## What the task asks
Identify every line in the records below that contains the word "በምኒልክ", and copy each of those lines.

# # # # #

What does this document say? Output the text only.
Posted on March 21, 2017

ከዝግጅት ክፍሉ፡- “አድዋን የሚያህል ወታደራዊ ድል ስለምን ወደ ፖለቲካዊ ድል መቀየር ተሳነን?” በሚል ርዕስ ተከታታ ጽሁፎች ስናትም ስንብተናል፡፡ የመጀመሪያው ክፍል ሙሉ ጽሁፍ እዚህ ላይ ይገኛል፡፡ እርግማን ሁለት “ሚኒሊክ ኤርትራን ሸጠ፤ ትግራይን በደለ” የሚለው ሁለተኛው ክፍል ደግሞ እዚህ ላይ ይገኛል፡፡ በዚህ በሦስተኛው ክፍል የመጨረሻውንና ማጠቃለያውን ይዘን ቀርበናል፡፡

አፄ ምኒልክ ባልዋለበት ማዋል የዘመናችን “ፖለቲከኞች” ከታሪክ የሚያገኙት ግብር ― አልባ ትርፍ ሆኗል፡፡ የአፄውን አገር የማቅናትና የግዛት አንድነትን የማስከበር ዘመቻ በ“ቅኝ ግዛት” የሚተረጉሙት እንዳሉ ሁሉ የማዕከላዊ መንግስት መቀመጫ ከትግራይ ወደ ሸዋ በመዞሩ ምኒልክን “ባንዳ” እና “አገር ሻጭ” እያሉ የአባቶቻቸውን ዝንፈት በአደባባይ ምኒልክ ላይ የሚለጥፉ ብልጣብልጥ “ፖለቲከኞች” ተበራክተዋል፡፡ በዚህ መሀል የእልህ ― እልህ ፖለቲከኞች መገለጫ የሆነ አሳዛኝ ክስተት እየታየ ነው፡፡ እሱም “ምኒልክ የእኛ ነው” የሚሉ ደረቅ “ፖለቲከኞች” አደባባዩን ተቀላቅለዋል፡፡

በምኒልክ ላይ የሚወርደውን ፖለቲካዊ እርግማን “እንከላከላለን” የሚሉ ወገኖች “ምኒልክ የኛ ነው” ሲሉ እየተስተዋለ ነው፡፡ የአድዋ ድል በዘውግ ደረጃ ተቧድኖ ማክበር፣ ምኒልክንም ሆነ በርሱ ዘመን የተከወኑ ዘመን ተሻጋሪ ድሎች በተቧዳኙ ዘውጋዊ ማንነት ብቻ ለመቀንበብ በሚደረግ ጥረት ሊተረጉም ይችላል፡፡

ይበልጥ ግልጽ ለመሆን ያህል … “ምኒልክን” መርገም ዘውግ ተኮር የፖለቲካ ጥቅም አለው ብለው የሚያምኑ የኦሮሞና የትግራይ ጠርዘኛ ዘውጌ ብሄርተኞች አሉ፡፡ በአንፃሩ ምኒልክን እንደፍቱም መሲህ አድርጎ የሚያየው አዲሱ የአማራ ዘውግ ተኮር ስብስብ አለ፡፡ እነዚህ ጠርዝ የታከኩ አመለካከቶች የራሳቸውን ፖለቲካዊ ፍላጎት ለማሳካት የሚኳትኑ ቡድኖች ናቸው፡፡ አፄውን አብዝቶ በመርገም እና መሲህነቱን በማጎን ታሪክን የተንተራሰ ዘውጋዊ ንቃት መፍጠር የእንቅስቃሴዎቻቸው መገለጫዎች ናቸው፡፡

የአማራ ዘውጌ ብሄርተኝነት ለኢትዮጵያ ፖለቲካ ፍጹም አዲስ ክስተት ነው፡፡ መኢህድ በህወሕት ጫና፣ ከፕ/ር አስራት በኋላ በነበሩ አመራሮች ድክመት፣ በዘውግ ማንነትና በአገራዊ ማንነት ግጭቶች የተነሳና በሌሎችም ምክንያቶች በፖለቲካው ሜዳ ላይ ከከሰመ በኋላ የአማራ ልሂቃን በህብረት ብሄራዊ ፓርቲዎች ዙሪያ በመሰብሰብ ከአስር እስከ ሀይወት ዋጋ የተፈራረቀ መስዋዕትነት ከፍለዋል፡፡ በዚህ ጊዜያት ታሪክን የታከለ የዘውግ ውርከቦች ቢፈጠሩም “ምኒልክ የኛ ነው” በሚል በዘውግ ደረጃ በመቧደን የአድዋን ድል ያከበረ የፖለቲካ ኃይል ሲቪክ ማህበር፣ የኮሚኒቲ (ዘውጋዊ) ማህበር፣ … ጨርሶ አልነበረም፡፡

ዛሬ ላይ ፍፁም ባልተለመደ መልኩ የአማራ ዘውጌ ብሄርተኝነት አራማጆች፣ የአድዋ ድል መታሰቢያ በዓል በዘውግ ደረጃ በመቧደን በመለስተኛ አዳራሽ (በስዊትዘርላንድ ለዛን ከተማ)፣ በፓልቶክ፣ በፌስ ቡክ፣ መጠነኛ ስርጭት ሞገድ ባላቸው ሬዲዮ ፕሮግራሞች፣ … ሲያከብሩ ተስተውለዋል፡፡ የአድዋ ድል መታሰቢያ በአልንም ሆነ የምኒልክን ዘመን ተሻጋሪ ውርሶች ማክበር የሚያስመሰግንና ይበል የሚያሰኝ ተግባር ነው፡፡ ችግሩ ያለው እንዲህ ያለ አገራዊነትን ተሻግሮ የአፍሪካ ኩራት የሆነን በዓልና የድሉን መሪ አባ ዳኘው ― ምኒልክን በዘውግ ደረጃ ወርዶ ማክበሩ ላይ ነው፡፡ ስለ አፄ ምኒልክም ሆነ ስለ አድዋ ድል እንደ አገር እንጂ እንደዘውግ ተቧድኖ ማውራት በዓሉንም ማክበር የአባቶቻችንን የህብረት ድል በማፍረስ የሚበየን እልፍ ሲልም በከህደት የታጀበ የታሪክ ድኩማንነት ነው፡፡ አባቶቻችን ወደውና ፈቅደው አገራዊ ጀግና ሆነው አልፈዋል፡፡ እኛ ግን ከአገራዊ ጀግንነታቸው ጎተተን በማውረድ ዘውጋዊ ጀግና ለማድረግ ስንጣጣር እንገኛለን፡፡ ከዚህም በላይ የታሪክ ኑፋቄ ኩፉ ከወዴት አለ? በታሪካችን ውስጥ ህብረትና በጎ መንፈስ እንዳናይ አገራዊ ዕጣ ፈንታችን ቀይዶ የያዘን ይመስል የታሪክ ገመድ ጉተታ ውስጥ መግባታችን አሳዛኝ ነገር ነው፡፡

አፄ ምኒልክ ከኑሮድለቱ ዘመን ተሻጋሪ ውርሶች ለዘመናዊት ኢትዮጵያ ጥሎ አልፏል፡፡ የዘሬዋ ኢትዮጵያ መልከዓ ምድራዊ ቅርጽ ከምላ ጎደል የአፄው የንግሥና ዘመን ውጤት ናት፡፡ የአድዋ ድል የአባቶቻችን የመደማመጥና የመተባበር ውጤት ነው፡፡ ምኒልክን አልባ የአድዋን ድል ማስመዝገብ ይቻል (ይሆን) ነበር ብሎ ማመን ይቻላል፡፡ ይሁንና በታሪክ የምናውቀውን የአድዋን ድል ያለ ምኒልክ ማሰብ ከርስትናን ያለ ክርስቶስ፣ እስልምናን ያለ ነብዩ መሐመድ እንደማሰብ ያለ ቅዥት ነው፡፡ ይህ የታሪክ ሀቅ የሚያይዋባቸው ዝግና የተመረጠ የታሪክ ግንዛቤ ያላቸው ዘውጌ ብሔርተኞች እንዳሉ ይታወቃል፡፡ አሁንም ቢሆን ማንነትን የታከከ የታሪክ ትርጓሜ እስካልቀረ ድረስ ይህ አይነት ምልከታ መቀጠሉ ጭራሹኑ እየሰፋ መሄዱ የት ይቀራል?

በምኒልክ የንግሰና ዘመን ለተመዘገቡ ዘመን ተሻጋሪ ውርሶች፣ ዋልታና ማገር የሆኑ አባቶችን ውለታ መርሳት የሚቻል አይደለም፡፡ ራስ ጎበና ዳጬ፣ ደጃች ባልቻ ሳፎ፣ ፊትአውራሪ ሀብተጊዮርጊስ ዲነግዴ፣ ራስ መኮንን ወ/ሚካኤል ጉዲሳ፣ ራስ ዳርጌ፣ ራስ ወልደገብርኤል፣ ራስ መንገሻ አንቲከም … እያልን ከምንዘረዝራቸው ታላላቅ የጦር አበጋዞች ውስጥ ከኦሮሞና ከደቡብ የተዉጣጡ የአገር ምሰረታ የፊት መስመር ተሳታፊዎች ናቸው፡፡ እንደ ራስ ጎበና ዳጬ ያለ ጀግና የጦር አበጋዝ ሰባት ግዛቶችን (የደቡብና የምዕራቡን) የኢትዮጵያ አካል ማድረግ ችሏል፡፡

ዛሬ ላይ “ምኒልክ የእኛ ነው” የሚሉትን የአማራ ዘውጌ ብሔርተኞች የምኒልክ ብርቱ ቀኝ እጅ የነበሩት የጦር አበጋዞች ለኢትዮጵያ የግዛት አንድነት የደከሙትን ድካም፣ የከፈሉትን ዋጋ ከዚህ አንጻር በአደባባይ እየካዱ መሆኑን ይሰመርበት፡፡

# # # # #

## Result for this exercise
በምኒልክ ላይ የሚወርደውን ፖለቲካዊ እርግማን “እንከላከላለን” የሚሉ ወገኖች “ምኒልክ የኛ ነው” ሲሉ እየተስተዋለ ነው፡፡ የአድዋ ድል በዘውግ ደረጃ ተቧድኖ ማክበር፣ ምኒልክንም ሆነ በርሱ ዘመን የተከወኑ ዘመን ተሻጋሪ ድሎች በተቧዳኙ ዘውጋዊ ማንነት ብቻ ለመቀንበብ በሚደረግ ጥረት ሊተረጉም ይችላል፡፡
በምኒልክ የንግሰና ዘመን ለተመዘገቡ ዘመን ተሻጋሪ ውርሶች፣ ዋልታና ማገር የሆኑ አባቶችን ውለታ መርሳት የሚቻል አይደለም፡፡ ራስ ጎበና ዳጬ፣ ደጃች ባልቻ ሳፎ፣ ፊትአውራሪ ሀብተጊዮርጊስ ዲነግዴ፣ ራስ መኮንን ወ/ሚካኤል ጉዲሳ፣ ራስ ዳርጌ፣ ራስ ወልደገብርኤል፣ ራስ መንገሻ አንቲከም … እያልን ከምንዘረዝራቸው ታላላቅ የጦር አበጋዞች ውስጥ ከኦሮሞና ከደቡብ የተዉጣጡ የአገር ምሰረታ የፊት መስመር ተሳታፊዎች ናቸው፡፡ እንደ ራስ ጎበና ዳጬ ያለ ጀግና የጦር አበጋዝ ሰባት ግዛቶችን (የደቡብና የምዕራቡን) የኢትዮጵያ አካል ማድረግ ችሏል፡፡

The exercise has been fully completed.